[TO BE DONE] Skip any picture you find and retype all the remaining lines exactly.

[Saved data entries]
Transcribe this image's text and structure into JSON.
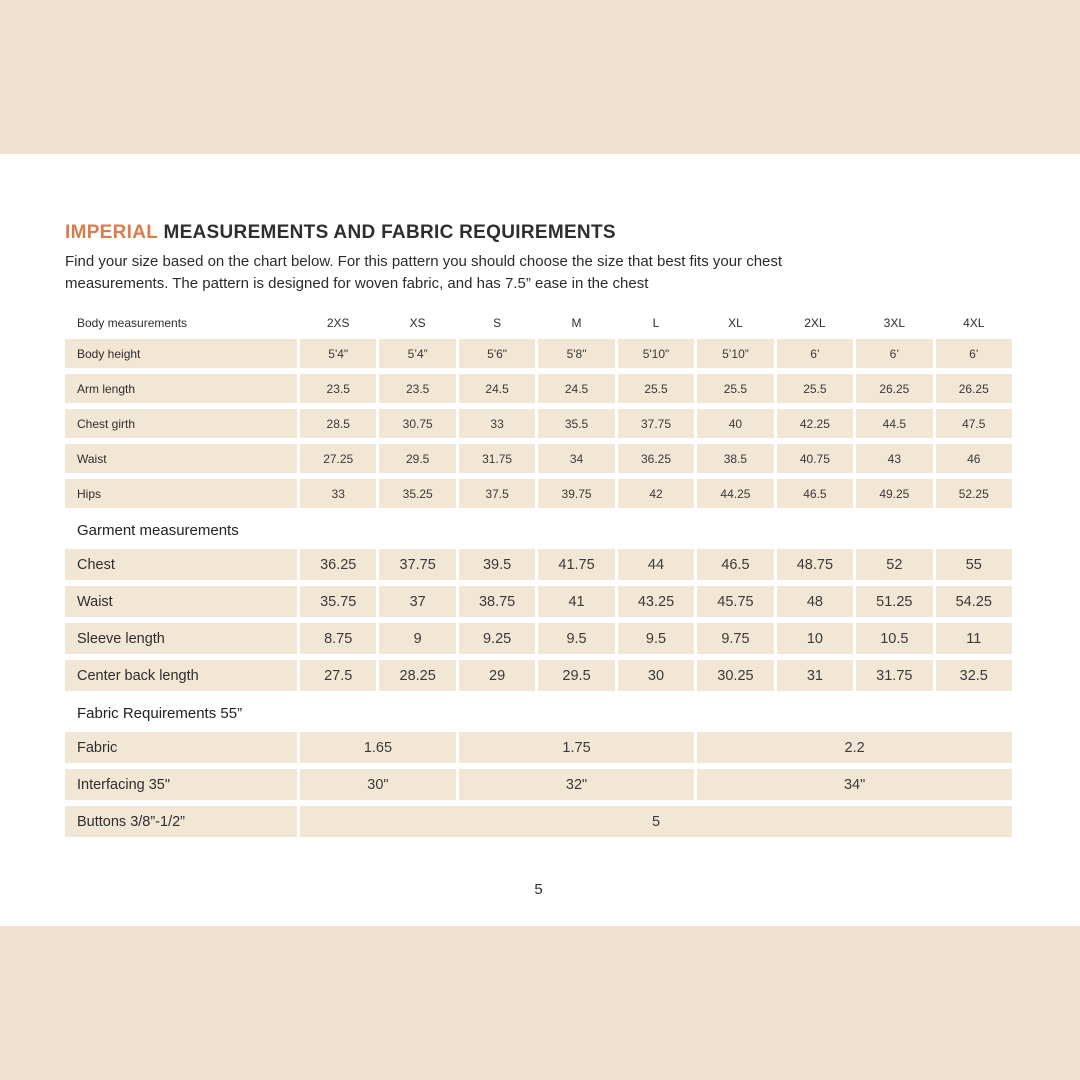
{
  "colors": {
    "band": "#f0e2cf",
    "table_cell": "#f2e6d4",
    "accent_orange": "#d97c4e",
    "text": "#2e2e2e"
  },
  "header": {
    "title_accent": "IMPERIAL",
    "title_rest": "MEASUREMENTS AND FABRIC REQUIREMENTS",
    "intro_line1": "Find your size based on the chart below. For this pattern you should choose the size that best fits your chest",
    "intro_line2": "measurements. The pattern is designed for woven fabric, and has 7.5” ease in the chest"
  },
  "table": {
    "header_label": "Body measurements",
    "sizes": [
      "2XS",
      "XS",
      "S",
      "M",
      "L",
      "XL",
      "2XL",
      "3XL",
      "4XL"
    ],
    "body_rows": [
      {
        "label": "Body height",
        "values": [
          "5'4\"",
          "5’4”",
          "5'6\"",
          "5'8\"",
          "5'10\"",
          "5’10”",
          "6’",
          "6’",
          "6’"
        ]
      },
      {
        "label": "Arm length",
        "values": [
          "23.5",
          "23.5",
          "24.5",
          "24.5",
          "25.5",
          "25.5",
          "25.5",
          "26.25",
          "26.25"
        ]
      },
      {
        "label": "Chest girth",
        "values": [
          "28.5",
          "30.75",
          "33",
          "35.5",
          "37.75",
          "40",
          "42.25",
          "44.5",
          "47.5"
        ]
      },
      {
        "label": "Waist",
        "values": [
          "27.25",
          "29.5",
          "31.75",
          "34",
          "36.25",
          "38.5",
          "40.75",
          "43",
          "46"
        ]
      },
      {
        "label": "Hips",
        "values": [
          "33",
          "35.25",
          "37.5",
          "39.75",
          "42",
          "44.25",
          "46.5",
          "49.25",
          "52.25"
        ]
      }
    ],
    "garment_section_label": "Garment measurements",
    "garment_rows": [
      {
        "label": "Chest",
        "values": [
          "36.25",
          "37.75",
          "39.5",
          "41.75",
          "44",
          "46.5",
          "48.75",
          "52",
          "55"
        ]
      },
      {
        "label": "Waist",
        "values": [
          "35.75",
          "37",
          "38.75",
          "41",
          "43.25",
          "45.75",
          "48",
          "51.25",
          "54.25"
        ]
      },
      {
        "label": "Sleeve length",
        "values": [
          "8.75",
          "9",
          "9.25",
          "9.5",
          "9.5",
          "9.75",
          "10",
          "10.5",
          "11"
        ]
      },
      {
        "label": "Center back length",
        "values": [
          "27.5",
          "28.25",
          "29",
          "29.5",
          "30",
          "30.25",
          "31",
          "31.75",
          "32.5"
        ]
      }
    ],
    "fabric_section_label": "Fabric Requirements 55”",
    "fabric_rows": [
      {
        "label": "Fabric",
        "cells": [
          {
            "span": 2,
            "value": "1.65"
          },
          {
            "span": 3,
            "value": "1.75"
          },
          {
            "span": 4,
            "value": "2.2"
          }
        ]
      },
      {
        "label": "Interfacing 35\"",
        "cells": [
          {
            "span": 2,
            "value": "30\""
          },
          {
            "span": 3,
            "value": "32\""
          },
          {
            "span": 4,
            "value": "34\""
          }
        ]
      },
      {
        "label": "Buttons 3/8”-1/2”",
        "cells": [
          {
            "span": 9,
            "value": "5"
          }
        ]
      }
    ]
  },
  "page": {
    "number": "5"
  }
}
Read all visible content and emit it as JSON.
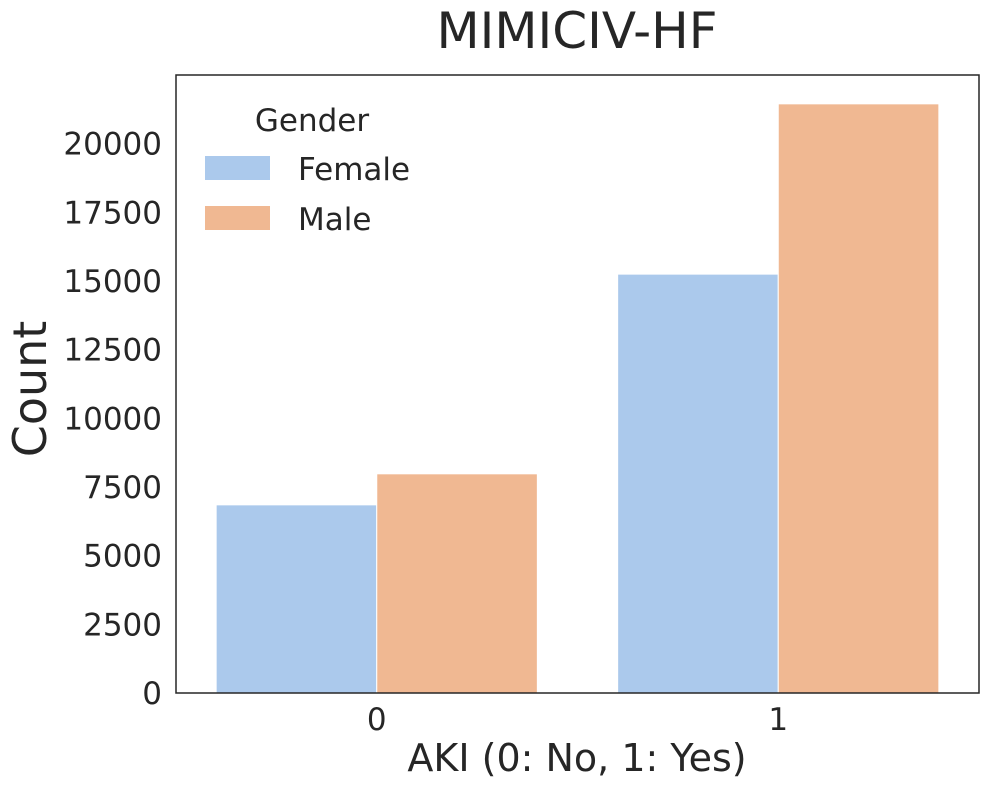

[CORRECT ANSWER]
Transcribe this image's text and structure into JSON.
{
  "colors": {
    "band": "#f0e2cf",
    "table_cell": "#f2e6d4",
    "accent_orange": "#d97c4e",
    "text": "#2e2e2e"
  },
  "header": {
    "title_accent": "IMPERIAL",
    "title_rest": "MEASUREMENTS AND FABRIC REQUIREMENTS",
    "intro_line1": "Find your size based on the chart below. For this pattern you should choose the size that best fits your chest",
    "intro_line2": "measurements. The pattern is designed for woven fabric, and has 7.5” ease in the chest"
  },
  "table": {
    "header_label": "Body measurements",
    "sizes": [
      "2XS",
      "XS",
      "S",
      "M",
      "L",
      "XL",
      "2XL",
      "3XL",
      "4XL"
    ],
    "body_rows": [
      {
        "label": "Body height",
        "values": [
          "5'4\"",
          "5’4”",
          "5'6\"",
          "5'8\"",
          "5'10\"",
          "5’10”",
          "6’",
          "6’",
          "6’"
        ]
      },
      {
        "label": "Arm length",
        "values": [
          "23.5",
          "23.5",
          "24.5",
          "24.5",
          "25.5",
          "25.5",
          "25.5",
          "26.25",
          "26.25"
        ]
      },
      {
        "label": "Chest girth",
        "values": [
          "28.5",
          "30.75",
          "33",
          "35.5",
          "37.75",
          "40",
          "42.25",
          "44.5",
          "47.5"
        ]
      },
      {
        "label": "Waist",
        "values": [
          "27.25",
          "29.5",
          "31.75",
          "34",
          "36.25",
          "38.5",
          "40.75",
          "43",
          "46"
        ]
      },
      {
        "label": "Hips",
        "values": [
          "33",
          "35.25",
          "37.5",
          "39.75",
          "42",
          "44.25",
          "46.5",
          "49.25",
          "52.25"
        ]
      }
    ],
    "garment_section_label": "Garment measurements",
    "garment_rows": [
      {
        "label": "Chest",
        "values": [
          "36.25",
          "37.75",
          "39.5",
          "41.75",
          "44",
          "46.5",
          "48.75",
          "52",
          "55"
        ]
      },
      {
        "label": "Waist",
        "values": [
          "35.75",
          "37",
          "38.75",
          "41",
          "43.25",
          "45.75",
          "48",
          "51.25",
          "54.25"
        ]
      },
      {
        "label": "Sleeve length",
        "values": [
          "8.75",
          "9",
          "9.25",
          "9.5",
          "9.5",
          "9.75",
          "10",
          "10.5",
          "11"
        ]
      },
      {
        "label": "Center back length",
        "values": [
          "27.5",
          "28.25",
          "29",
          "29.5",
          "30",
          "30.25",
          "31",
          "31.75",
          "32.5"
        ]
      }
    ],
    "fabric_section_label": "Fabric Requirements 55”",
    "fabric_rows": [
      {
        "label": "Fabric",
        "cells": [
          {
            "span": 2,
            "value": "1.65"
          },
          {
            "span": 3,
            "value": "1.75"
          },
          {
            "span": 4,
            "value": "2.2"
          }
        ]
      },
      {
        "label": "Interfacing 35\"",
        "cells": [
          {
            "span": 2,
            "value": "30\""
          },
          {
            "span": 3,
            "value": "32\""
          },
          {
            "span": 4,
            "value": "34\""
          }
        ]
      },
      {
        "label": "Buttons 3/8”-1/2”",
        "cells": [
          {
            "span": 9,
            "value": "5"
          }
        ]
      }
    ]
  },
  "page": {
    "number": "5"
  }
}
Read all visible content and emit it as JSON.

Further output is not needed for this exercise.